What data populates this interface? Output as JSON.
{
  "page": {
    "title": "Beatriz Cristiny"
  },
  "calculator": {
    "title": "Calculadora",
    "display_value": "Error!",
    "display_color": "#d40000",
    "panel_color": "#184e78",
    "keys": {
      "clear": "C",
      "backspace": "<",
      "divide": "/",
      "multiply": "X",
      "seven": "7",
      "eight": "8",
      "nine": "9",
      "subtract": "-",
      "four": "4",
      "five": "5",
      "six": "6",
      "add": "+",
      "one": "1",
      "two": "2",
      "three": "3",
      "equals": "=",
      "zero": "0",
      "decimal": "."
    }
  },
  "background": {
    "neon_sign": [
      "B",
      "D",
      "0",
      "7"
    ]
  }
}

════════

**OBJECTIVE:**
Give the entries once more, exactly as they appear.

**RESULT:**
What data populates this interface? Output as JSON.
{
  "page": {
    "title": "Beatriz Cristiny"
  },
  "calculator": {
    "title": "Calculadora",
    "display_value": "Error!",
    "display_color": "#d40000",
    "panel_color": "#184e78",
    "keys": {
      "clear": "C",
      "backspace": "<",
      "divide": "/",
      "multiply": "X",
      "seven": "7",
      "eight": "8",
      "nine": "9",
      "subtract": "-",
      "four": "4",
      "five": "5",
      "six": "6",
      "add": "+",
      "one": "1",
      "two": "2",
      "three": "3",
      "equals": "=",
      "zero": "0",
      "decimal": "."
    }
  },
  "background": {
    "neon_sign": [
      "B",
      "D",
      "0",
      "7"
    ]
  }
}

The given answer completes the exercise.